= DIRECTIONS FOR THIS TASK =
Transcribe the records that follow. Keep every word exactly, and drop the pictures.

(Stored items)
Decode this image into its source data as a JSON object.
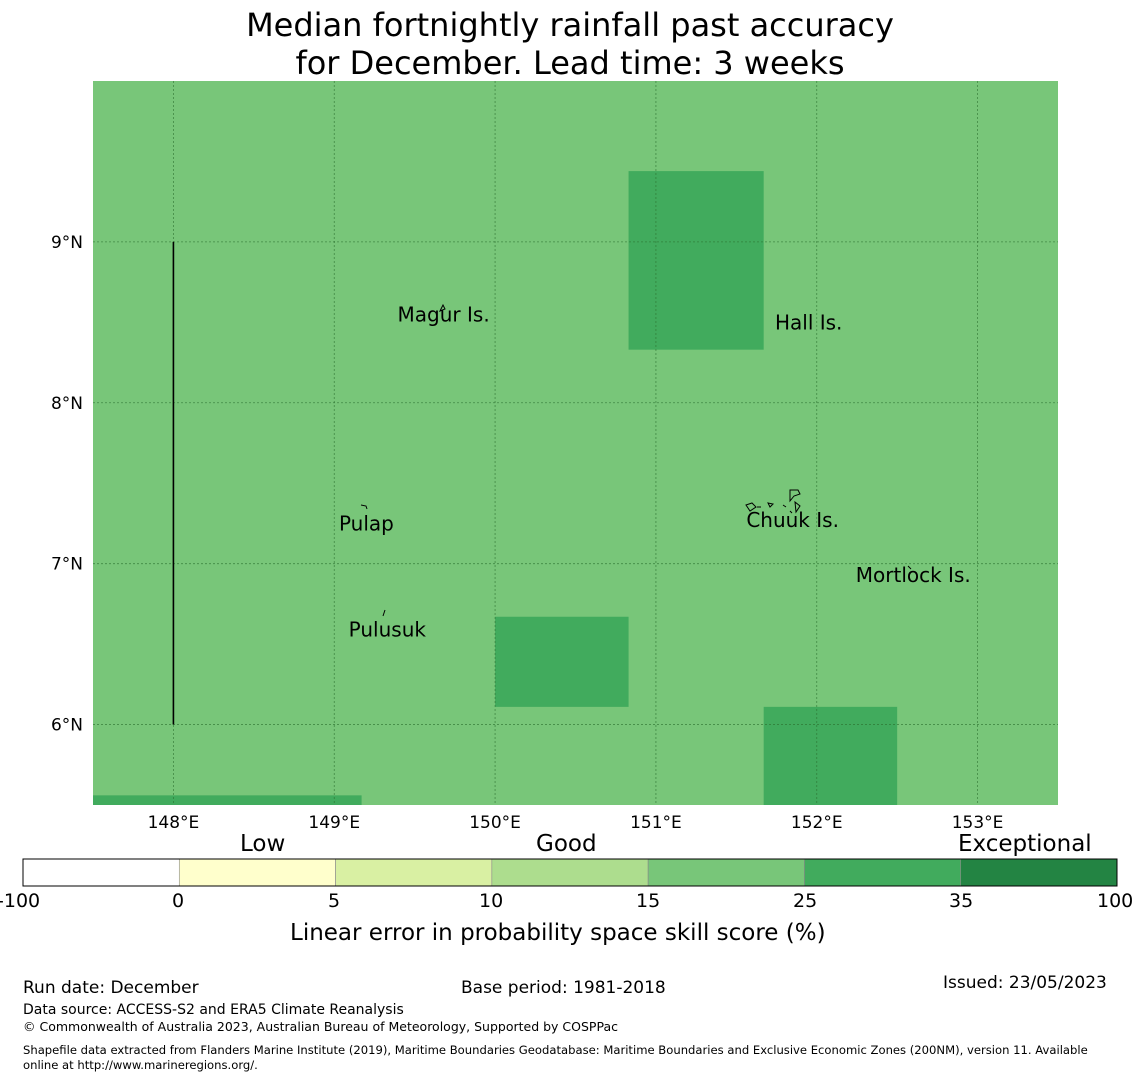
{
  "title": {
    "line1": "Median fortnightly rainfall past accuracy",
    "line2": "for December. Lead time: 3 weeks"
  },
  "map": {
    "background_color": "#78c679",
    "lon_ticks": [
      "148°E",
      "149°E",
      "150°E",
      "151°E",
      "152°E",
      "153°E"
    ],
    "lat_ticks": [
      "9°N",
      "8°N",
      "7°N",
      "6°N"
    ],
    "lon_values": [
      148,
      149,
      150,
      151,
      152,
      153
    ],
    "lat_values": [
      9,
      8,
      7,
      6
    ],
    "lon_range": [
      147.5,
      153.5
    ],
    "lat_range": [
      5.5,
      10.0
    ],
    "skill_cells": [
      {
        "lon_min": 150.83,
        "lon_max": 151.67,
        "lat_min": 8.33,
        "lat_max": 9.44,
        "category": "25-35",
        "color": "#41ab5d"
      },
      {
        "lon_min": 150.0,
        "lon_max": 150.83,
        "lat_min": 6.11,
        "lat_max": 6.67,
        "category": "25-35",
        "color": "#41ab5d"
      },
      {
        "lon_min": 151.67,
        "lon_max": 152.5,
        "lat_min": 5.5,
        "lat_max": 6.11,
        "category": "25-35",
        "color": "#41ab5d"
      },
      {
        "lon_min": 147.5,
        "lon_max": 149.17,
        "lat_min": 5.5,
        "lat_max": 5.56,
        "category": "25-35",
        "color": "#41ab5d"
      }
    ],
    "boundary_line": {
      "lon": 148.0,
      "lat_from": 6.0,
      "lat_to": 9.0
    },
    "places": [
      {
        "name": "Magur Is.",
        "lon": 149.68,
        "lat": 8.55
      },
      {
        "name": "Hall Is.",
        "lon": 151.95,
        "lat": 8.5
      },
      {
        "name": "Pulap",
        "lon": 149.2,
        "lat": 7.25
      },
      {
        "name": "Chuuk Is.",
        "lon": 151.85,
        "lat": 7.27
      },
      {
        "name": "Mortlock Is.",
        "lon": 152.6,
        "lat": 6.93
      },
      {
        "name": "Pulusuk",
        "lon": 149.33,
        "lat": 6.59
      }
    ]
  },
  "colorbar": {
    "categories": [
      "Low",
      "Good",
      "Exceptional"
    ],
    "tick_labels": [
      "-100",
      "0",
      "5",
      "10",
      "15",
      "25",
      "35",
      "100"
    ],
    "colors": [
      "#ffffff",
      "#ffffcc",
      "#d9f0a3",
      "#addd8e",
      "#78c679",
      "#41ab5d",
      "#238443"
    ],
    "title": "Linear error in probability space skill score (%)"
  },
  "footer": {
    "run_date": "Run date: December",
    "base_period": "Base period: 1981-2018",
    "issued": "Issued: 23/05/2023",
    "data_source": "Data source: ACCESS-S2 and ERA5 Climate Reanalysis",
    "copyright": "© Commonwealth of Australia 2023, Australian Bureau of Meteorology, Supported by COSPPac",
    "shapefile_line1": "Shapefile data extracted from Flanders Marine Institute (2019), Maritime Boundaries Geodatabase: Maritime Boundaries and Exclusive Economic Zones (200NM), version 11. Available",
    "shapefile_line2": "online at http://www.marineregions.org/."
  }
}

= THE ANSWER =
Decode this image into its source data as a JSON object.
{
  "title": {
    "line1": "Median fortnightly rainfall past accuracy",
    "line2": "for December. Lead time: 3 weeks"
  },
  "map": {
    "background_color": "#78c679",
    "lon_ticks": [
      "148°E",
      "149°E",
      "150°E",
      "151°E",
      "152°E",
      "153°E"
    ],
    "lat_ticks": [
      "9°N",
      "8°N",
      "7°N",
      "6°N"
    ],
    "lon_values": [
      148,
      149,
      150,
      151,
      152,
      153
    ],
    "lat_values": [
      9,
      8,
      7,
      6
    ],
    "lon_range": [
      147.5,
      153.5
    ],
    "lat_range": [
      5.5,
      10.0
    ],
    "skill_cells": [
      {
        "lon_min": 150.83,
        "lon_max": 151.67,
        "lat_min": 8.33,
        "lat_max": 9.44,
        "category": "25-35",
        "color": "#41ab5d"
      },
      {
        "lon_min": 150.0,
        "lon_max": 150.83,
        "lat_min": 6.11,
        "lat_max": 6.67,
        "category": "25-35",
        "color": "#41ab5d"
      },
      {
        "lon_min": 151.67,
        "lon_max": 152.5,
        "lat_min": 5.5,
        "lat_max": 6.11,
        "category": "25-35",
        "color": "#41ab5d"
      },
      {
        "lon_min": 147.5,
        "lon_max": 149.17,
        "lat_min": 5.5,
        "lat_max": 5.56,
        "category": "25-35",
        "color": "#41ab5d"
      }
    ],
    "boundary_line": {
      "lon": 148.0,
      "lat_from": 6.0,
      "lat_to": 9.0
    },
    "places": [
      {
        "name": "Magur Is.",
        "lon": 149.68,
        "lat": 8.55
      },
      {
        "name": "Hall Is.",
        "lon": 151.95,
        "lat": 8.5
      },
      {
        "name": "Pulap",
        "lon": 149.2,
        "lat": 7.25
      },
      {
        "name": "Chuuk Is.",
        "lon": 151.85,
        "lat": 7.27
      },
      {
        "name": "Mortlock Is.",
        "lon": 152.6,
        "lat": 6.93
      },
      {
        "name": "Pulusuk",
        "lon": 149.33,
        "lat": 6.59
      }
    ]
  },
  "colorbar": {
    "categories": [
      "Low",
      "Good",
      "Exceptional"
    ],
    "tick_labels": [
      "-100",
      "0",
      "5",
      "10",
      "15",
      "25",
      "35",
      "100"
    ],
    "colors": [
      "#ffffff",
      "#ffffcc",
      "#d9f0a3",
      "#addd8e",
      "#78c679",
      "#41ab5d",
      "#238443"
    ],
    "title": "Linear error in probability space skill score (%)"
  },
  "footer": {
    "run_date": "Run date: December",
    "base_period": "Base period: 1981-2018",
    "issued": "Issued: 23/05/2023",
    "data_source": "Data source: ACCESS-S2 and ERA5 Climate Reanalysis",
    "copyright": "© Commonwealth of Australia 2023, Australian Bureau of Meteorology, Supported by COSPPac",
    "shapefile_line1": "Shapefile data extracted from Flanders Marine Institute (2019), Maritime Boundaries Geodatabase: Maritime Boundaries and Exclusive Economic Zones (200NM), version 11. Available",
    "shapefile_line2": "online at http://www.marineregions.org/."
  }
}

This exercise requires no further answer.